**WHAT IS BEING ASKED:**
Pull out each line of the records holding the string "Экономическое".

━━━━

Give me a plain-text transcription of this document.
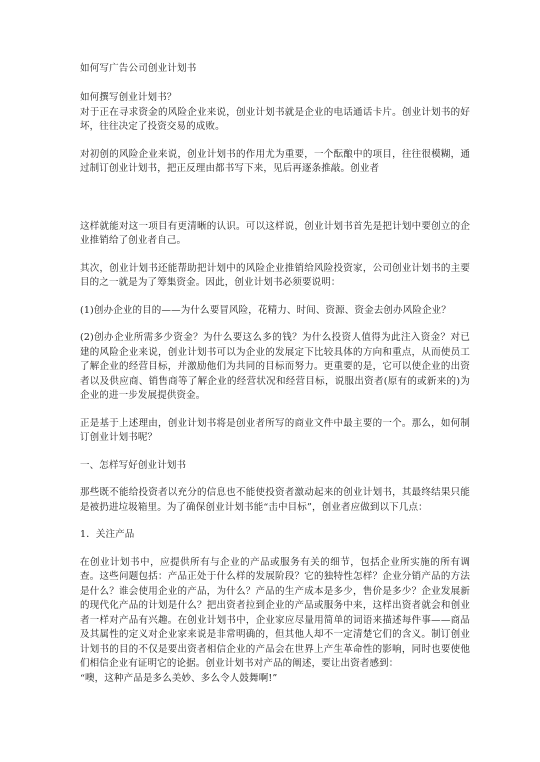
如何写广告公司创业计划书

如何撰写创业计划书？

对于正在寻求资金的风险企业来说，创业计划书就是企业的电话通话卡片。创业计划书的好坏，往往决定了投资交易的成败。

对初创的风险企业来说，创业计划书的作用尤为重要，一个酝酿中的项目，往往很模糊，通过制订创业计划书，把正反理由都书写下来，见后再逐条推敲。创业者

这样就能对这一项目有更清晰的认识。可以这样说，创业计划书首先是把计划中要创立的企业推销给了创业者自己。

其次，创业计划书还能帮助把计划中的风险企业推销给风险投资家，公司创业计划书的主要目的之一就是为了筹集资金。因此，创业计划书必须要说明：

(1)创办企业的目的——为什么要冒风险，花精力、时间、资源、资金去创办风险企业？

(2)创办企业所需多少资金？为什么要这么多的钱？为什么投资人值得为此注入资金？对已建的风险企业来说，创业计划书可以为企业的发展定下比较具体的方向和重点，从而使员工了解企业的经营目标，并激励他们为共同的目标而努力。更重要的是，它可以使企业的出资者以及供应商、销售商等了解企业的经营状况和经营目标，说服出资者(原有的或新来的)为企业的进一步发展提供资金。

正是基于上述理由，创业计划书将是创业者所写的商业文件中最主要的一个。那么，如何制订创业计划书呢？

一、怎样写好创业计划书

那些既不能给投资者以充分的信息也不能使投资者激动起来的创业计划书，其最终结果只能是被扔进垃圾箱里。为了确保创业计划书能“击中目标”，创业者应做到以下几点：

1．关注产品

在创业计划书中，应提供所有与企业的产品或服务有关的细节，包括企业所实施的所有调查。这些问题包括：产品正处于什么样的发展阶段？它的独特性怎样？企业分销产品的方法是什么？谁会使用企业的产品，为什么？产品的生产成本是多少，售价是多少？企业发展新的现代化产品的计划是什么？把出资者拉到企业的产品或服务中来，这样出资者就会和创业者一样对产品有兴趣。在创业计划书中，企业家应尽量用简单的词语来描述每件事——商品及其属性的定义对企业家来说是非常明确的，但其他人却不一定清楚它们的含义。制订创业计划书的目的不仅是要出资者相信企业的产品会在世界上产生革命性的影响，同时也要使他们相信企业有证明它的论据。创业计划书对产品的阐述，要让出资者感到：

“噢，这种产品是多么美妙、多么令人鼓舞啊!”
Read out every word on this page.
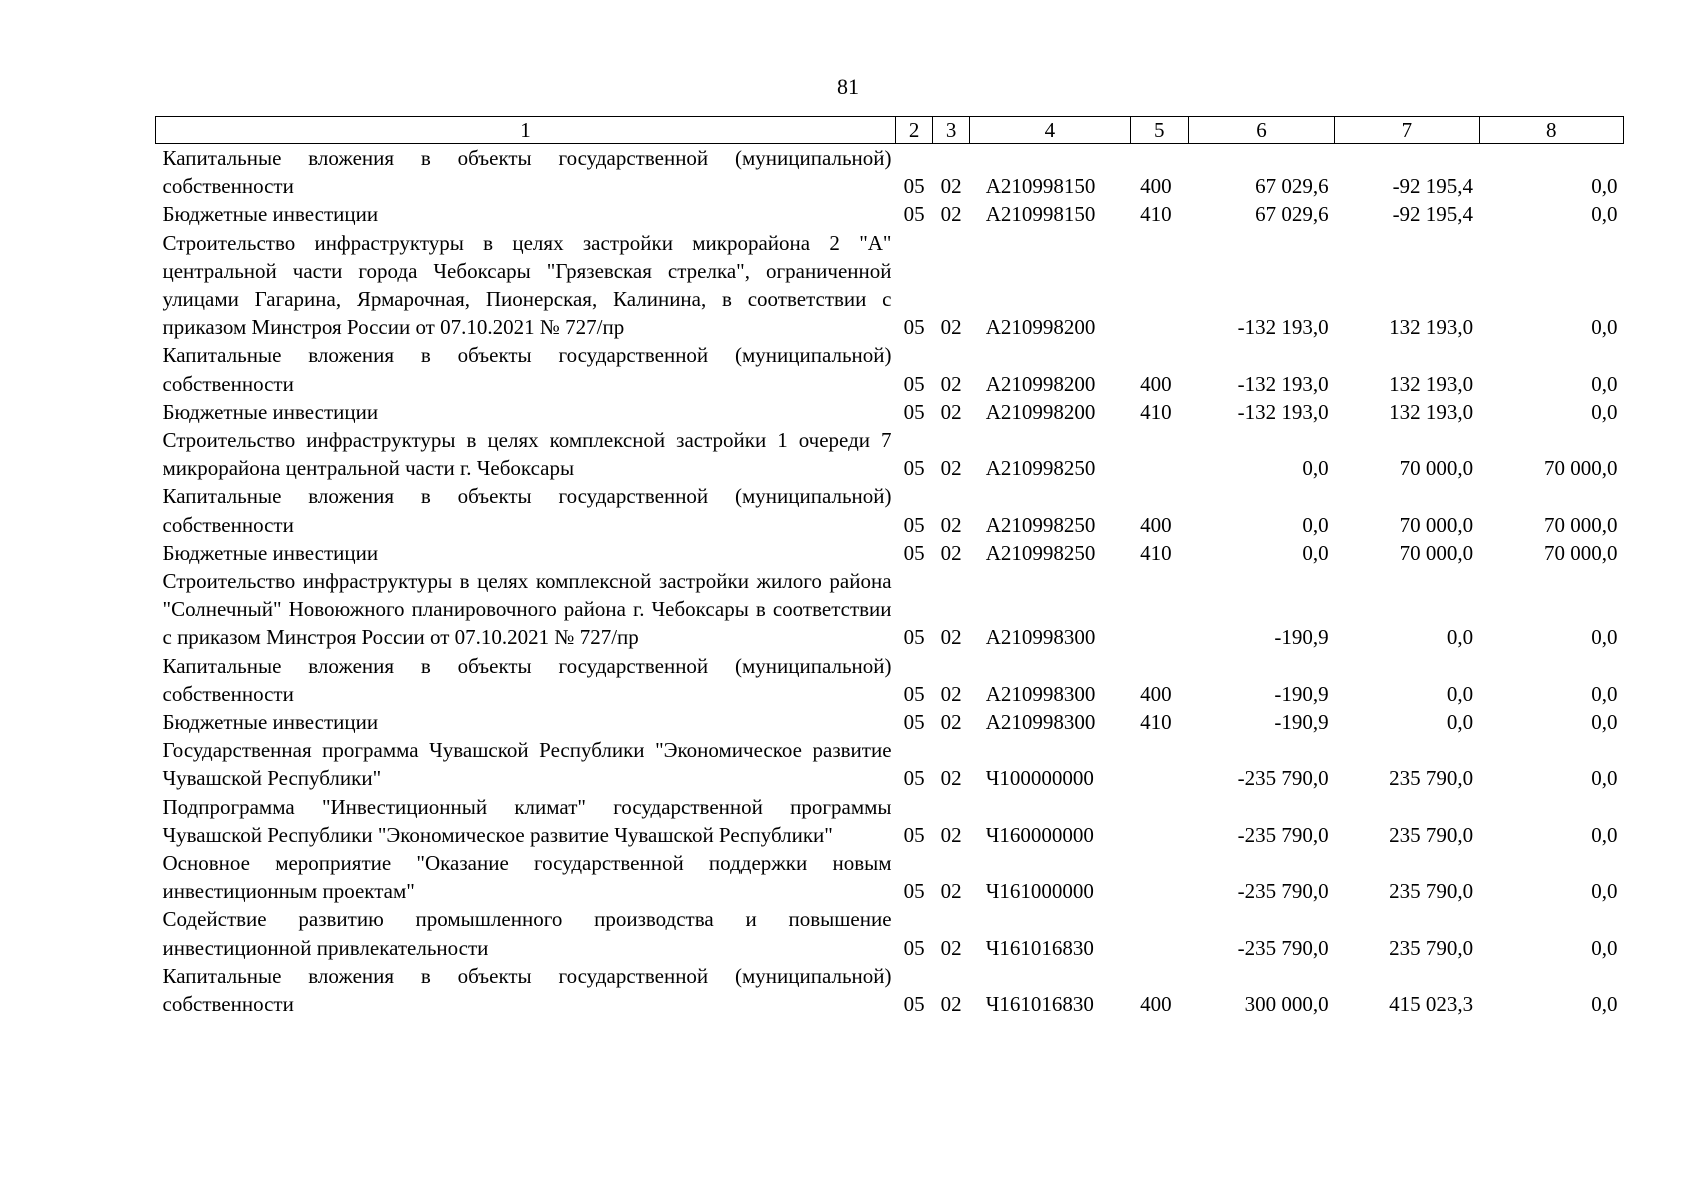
81
1	2	3	4	5	6	7	8
Капитальные вложения в объекты государственной (муниципальной) собственности	05	02	А210998150	400	67 029,6	-92 195,4	0,0
Бюджетные инвестиции	05	02	А210998150	410	67 029,6	-92 195,4	0,0
Строительство инфраструктуры в целях застройки микрорайона 2 "А" центральной части города Чебоксары "Грязевская стрелка", ограниченной улицами Гагарина, Ярмарочная, Пионерская, Калинина, в соответствии с приказом Минстроя России от 07.10.2021 № 727/пр	05	02	А210998200		-132 193,0	132 193,0	0,0
Капитальные вложения в объекты государственной (муниципальной) собственности	05	02	А210998200	400	-132 193,0	132 193,0	0,0
Бюджетные инвестиции	05	02	А210998200	410	-132 193,0	132 193,0	0,0
Строительство инфраструктуры в целях комплексной застройки 1 очереди 7 микрорайона центральной части г. Чебоксары	05	02	А210998250		0,0	70 000,0	70 000,0
Капитальные вложения в объекты государственной (муниципальной) собственности	05	02	А210998250	400	0,0	70 000,0	70 000,0
Бюджетные инвестиции	05	02	А210998250	410	0,0	70 000,0	70 000,0
Строительство инфраструктуры в целях комплексной застройки жилого района "Солнечный" Новоюжного планировочного района г. Чебоксары в соответствии с приказом Минстроя России от 07.10.2021 № 727/пр	05	02	А210998300		-190,9	0,0	0,0
Капитальные вложения в объекты государственной (муниципальной) собственности	05	02	А210998300	400	-190,9	0,0	0,0
Бюджетные инвестиции	05	02	А210998300	410	-190,9	0,0	0,0
Государственная программа Чувашской Республики "Экономическое развитие Чувашской Республики"	05	02	Ч100000000		-235 790,0	235 790,0	0,0
Подпрограмма "Инвестиционный климат" государственной программы Чувашской Республики "Экономическое развитие Чувашской Республики"	05	02	Ч160000000		-235 790,0	235 790,0	0,0
Основное мероприятие "Оказание государственной поддержки новым инвестиционным проектам"	05	02	Ч161000000		-235 790,0	235 790,0	0,0
Содействие развитию промышленного производства и повышение инвестиционной привлекательности	05	02	Ч161016830		-235 790,0	235 790,0	0,0
Капитальные вложения в объекты государственной (муниципальной) собственности	05	02	Ч161016830	400	300 000,0	415 023,3	0,0
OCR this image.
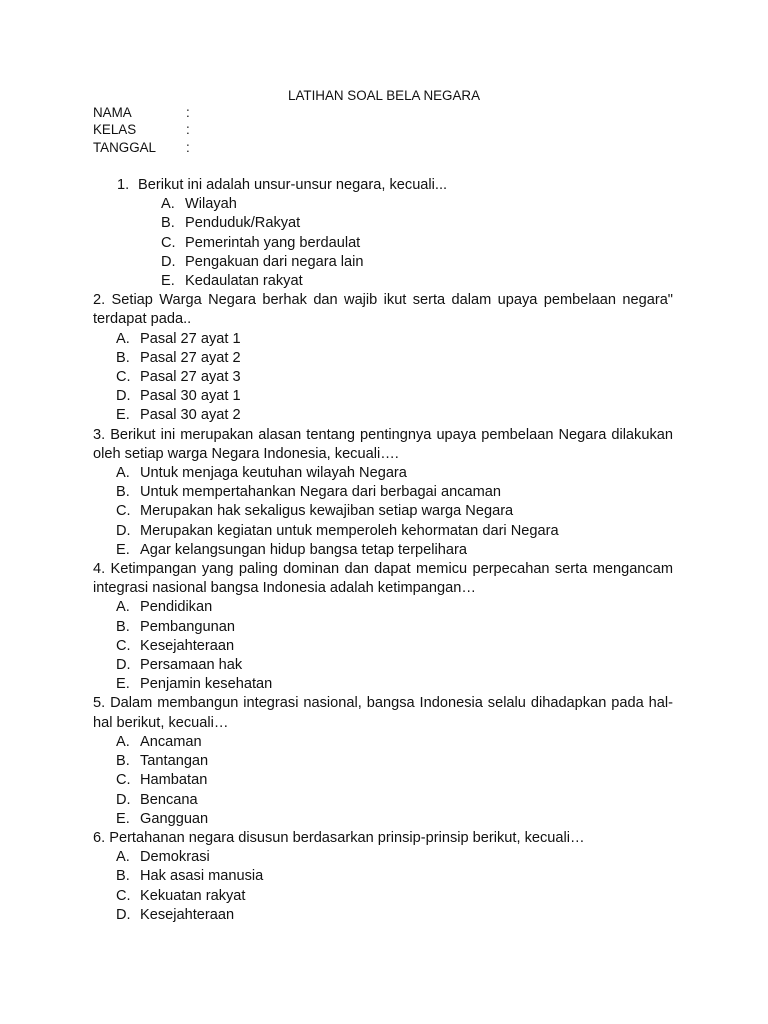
LATIHAN SOAL BELA NEGARA
NAMA	:
KELAS	:
TANGGAL	:
1. Berikut ini adalah unsur-unsur negara, kecuali...
A. Wilayah
B. Penduduk/Rakyat
C. Pemerintah yang berdaulat
D. Pengakuan dari negara lain
E. Kedaulatan rakyat
2. Setiap Warga Negara berhak dan wajib ikut serta dalam upaya pembelaan negara" terdapat pada..
A. Pasal 27 ayat 1
B. Pasal 27 ayat 2
C. Pasal 27 ayat 3
D. Pasal 30 ayat 1
E. Pasal 30 ayat 2
3. Berikut ini merupakan alasan tentang pentingnya upaya pembelaan Negara dilakukan oleh setiap warga Negara Indonesia, kecuali….
A. Untuk menjaga keutuhan wilayah Negara
B. Untuk mempertahankan Negara dari berbagai ancaman
C. Merupakan hak sekaligus kewajiban setiap warga Negara
D. Merupakan kegiatan untuk memperoleh kehormatan dari Negara
E. Agar kelangsungan hidup bangsa tetap terpelihara
4. Ketimpangan yang paling dominan dan dapat memicu perpecahan serta mengancam integrasi nasional bangsa Indonesia adalah ketimpangan…
A. Pendidikan
B. Pembangunan
C. Kesejahteraan
D. Persamaan hak
E. Penjamin kesehatan
5. Dalam membangun integrasi nasional, bangsa Indonesia selalu dihadapkan pada hal-hal berikut, kecuali…
A. Ancaman
B. Tantangan
C. Hambatan
D. Bencana
E. Gangguan
6. Pertahanan negara disusun berdasarkan prinsip-prinsip berikut, kecuali…
A. Demokrasi
B. Hak asasi manusia
C. Kekuatan rakyat
D. Kesejahteraan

━━━━

**SOLUTION FOR THIS EXERCISE:**
Государственная программа Чувашской Республики "Экономическое развитие Чувашской Республики"	05	02	Ч100000000		-235 790,0	235 790,0	0,0
Подпрограмма "Инвестиционный климат" государственной программы Чувашской Республики "Экономическое развитие Чувашской Республики"	05	02	Ч160000000		-235 790,0	235 790,0	0,0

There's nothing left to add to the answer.